Problem to work on -
Provide a single number: the count of lines containing the string "Silver".

[Dataset entries on figures]
** begin **
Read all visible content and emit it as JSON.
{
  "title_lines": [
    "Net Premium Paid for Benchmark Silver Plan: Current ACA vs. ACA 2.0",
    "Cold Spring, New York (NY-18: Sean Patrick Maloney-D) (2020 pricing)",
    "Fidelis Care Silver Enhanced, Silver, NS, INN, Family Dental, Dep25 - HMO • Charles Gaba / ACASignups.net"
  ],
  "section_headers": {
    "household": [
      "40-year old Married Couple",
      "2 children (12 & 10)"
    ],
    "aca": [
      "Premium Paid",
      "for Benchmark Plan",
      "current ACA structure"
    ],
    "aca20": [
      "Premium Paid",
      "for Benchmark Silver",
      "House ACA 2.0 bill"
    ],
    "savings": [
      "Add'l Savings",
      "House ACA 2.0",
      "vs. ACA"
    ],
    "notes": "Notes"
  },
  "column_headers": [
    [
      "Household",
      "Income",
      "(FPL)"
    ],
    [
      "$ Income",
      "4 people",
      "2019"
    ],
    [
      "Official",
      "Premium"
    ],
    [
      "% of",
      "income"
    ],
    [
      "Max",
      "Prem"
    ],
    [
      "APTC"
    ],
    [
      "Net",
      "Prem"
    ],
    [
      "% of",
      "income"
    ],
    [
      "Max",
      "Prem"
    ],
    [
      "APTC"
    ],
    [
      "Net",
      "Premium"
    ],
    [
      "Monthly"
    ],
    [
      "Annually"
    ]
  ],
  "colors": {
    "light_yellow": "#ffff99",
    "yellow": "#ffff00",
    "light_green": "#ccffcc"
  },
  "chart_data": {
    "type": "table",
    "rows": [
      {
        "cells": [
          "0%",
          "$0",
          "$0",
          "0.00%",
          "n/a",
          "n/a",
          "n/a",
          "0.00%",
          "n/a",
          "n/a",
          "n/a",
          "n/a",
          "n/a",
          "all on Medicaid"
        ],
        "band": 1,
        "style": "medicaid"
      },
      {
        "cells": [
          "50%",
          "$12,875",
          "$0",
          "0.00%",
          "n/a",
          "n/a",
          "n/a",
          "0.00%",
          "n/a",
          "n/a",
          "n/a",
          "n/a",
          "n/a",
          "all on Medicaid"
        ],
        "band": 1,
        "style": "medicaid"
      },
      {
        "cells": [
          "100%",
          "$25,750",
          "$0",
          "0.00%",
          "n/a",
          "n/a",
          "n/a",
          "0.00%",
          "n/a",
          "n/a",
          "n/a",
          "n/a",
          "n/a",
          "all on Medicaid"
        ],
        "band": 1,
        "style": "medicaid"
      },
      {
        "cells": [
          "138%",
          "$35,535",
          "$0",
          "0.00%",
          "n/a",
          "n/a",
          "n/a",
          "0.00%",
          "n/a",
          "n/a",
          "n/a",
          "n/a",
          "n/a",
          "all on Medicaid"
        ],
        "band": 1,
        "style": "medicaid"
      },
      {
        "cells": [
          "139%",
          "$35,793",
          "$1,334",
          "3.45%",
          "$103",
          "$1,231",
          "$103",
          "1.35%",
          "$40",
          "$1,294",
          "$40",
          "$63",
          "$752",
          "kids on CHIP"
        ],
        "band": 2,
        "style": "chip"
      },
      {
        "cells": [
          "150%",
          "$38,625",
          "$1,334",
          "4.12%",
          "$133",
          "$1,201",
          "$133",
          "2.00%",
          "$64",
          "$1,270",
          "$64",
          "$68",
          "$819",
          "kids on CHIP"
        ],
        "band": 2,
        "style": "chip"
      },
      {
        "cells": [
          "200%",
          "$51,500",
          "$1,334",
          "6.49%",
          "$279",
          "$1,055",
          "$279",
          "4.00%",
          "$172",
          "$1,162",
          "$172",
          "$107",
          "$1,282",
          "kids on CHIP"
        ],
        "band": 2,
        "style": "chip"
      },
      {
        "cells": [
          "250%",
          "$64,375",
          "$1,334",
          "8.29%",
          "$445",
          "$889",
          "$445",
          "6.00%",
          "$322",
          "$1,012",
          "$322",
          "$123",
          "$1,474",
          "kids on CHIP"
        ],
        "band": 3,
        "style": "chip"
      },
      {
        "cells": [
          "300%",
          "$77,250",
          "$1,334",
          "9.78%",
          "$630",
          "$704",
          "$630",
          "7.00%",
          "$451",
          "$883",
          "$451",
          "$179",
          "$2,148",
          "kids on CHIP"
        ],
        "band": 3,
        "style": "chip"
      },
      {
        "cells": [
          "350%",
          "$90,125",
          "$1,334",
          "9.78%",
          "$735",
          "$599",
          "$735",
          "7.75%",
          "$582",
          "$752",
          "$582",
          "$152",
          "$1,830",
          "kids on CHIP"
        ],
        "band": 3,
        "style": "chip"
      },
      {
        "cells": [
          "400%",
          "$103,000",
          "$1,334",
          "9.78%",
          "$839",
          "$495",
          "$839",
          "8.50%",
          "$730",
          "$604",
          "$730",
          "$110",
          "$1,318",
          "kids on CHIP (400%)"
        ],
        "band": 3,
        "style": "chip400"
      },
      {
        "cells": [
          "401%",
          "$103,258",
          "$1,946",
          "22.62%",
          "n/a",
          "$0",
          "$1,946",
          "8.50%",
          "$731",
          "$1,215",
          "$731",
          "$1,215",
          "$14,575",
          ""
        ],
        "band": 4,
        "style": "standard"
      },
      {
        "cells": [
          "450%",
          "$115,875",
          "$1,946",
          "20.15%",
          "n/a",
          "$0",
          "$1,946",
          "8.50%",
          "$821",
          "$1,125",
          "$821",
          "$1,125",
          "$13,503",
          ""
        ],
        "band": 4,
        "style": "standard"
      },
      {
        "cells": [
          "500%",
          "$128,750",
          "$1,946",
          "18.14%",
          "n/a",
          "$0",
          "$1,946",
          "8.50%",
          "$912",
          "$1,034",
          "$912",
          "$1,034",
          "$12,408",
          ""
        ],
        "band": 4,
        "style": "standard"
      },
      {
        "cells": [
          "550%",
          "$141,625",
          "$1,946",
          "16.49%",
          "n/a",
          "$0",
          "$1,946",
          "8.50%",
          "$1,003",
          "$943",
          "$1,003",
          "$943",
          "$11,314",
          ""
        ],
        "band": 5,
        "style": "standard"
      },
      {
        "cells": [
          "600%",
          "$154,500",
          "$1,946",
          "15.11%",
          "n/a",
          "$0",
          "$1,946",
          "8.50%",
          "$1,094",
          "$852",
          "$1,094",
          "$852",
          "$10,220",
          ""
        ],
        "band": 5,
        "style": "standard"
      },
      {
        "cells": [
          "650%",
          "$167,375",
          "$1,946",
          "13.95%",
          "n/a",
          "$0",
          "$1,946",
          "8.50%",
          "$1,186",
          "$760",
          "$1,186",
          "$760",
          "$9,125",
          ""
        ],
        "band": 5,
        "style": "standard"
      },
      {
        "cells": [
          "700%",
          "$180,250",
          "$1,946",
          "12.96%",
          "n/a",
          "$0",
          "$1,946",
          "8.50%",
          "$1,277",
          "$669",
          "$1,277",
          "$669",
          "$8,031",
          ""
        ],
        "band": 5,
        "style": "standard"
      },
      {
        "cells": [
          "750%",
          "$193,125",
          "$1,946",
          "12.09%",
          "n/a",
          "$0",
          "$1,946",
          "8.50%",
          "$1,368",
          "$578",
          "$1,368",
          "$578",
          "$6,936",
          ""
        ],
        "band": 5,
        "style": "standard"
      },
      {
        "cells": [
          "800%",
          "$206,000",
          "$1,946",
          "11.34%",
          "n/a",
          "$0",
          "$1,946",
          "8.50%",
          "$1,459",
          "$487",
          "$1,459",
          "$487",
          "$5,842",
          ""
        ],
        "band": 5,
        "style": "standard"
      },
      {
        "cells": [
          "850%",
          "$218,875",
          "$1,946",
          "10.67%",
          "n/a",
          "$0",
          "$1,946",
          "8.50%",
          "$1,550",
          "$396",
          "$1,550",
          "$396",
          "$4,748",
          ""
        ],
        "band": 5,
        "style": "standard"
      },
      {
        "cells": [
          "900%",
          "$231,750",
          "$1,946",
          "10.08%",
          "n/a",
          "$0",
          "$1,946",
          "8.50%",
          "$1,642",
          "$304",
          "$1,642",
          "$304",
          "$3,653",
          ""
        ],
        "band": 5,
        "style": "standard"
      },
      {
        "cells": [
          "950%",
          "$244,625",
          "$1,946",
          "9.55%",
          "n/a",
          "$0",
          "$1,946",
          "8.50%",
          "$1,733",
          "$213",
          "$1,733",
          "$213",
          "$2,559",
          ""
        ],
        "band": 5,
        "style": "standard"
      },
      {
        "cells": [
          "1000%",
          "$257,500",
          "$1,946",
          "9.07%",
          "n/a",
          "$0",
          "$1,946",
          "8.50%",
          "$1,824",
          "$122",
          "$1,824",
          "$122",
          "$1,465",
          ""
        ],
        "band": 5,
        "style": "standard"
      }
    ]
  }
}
** end **
The output -
3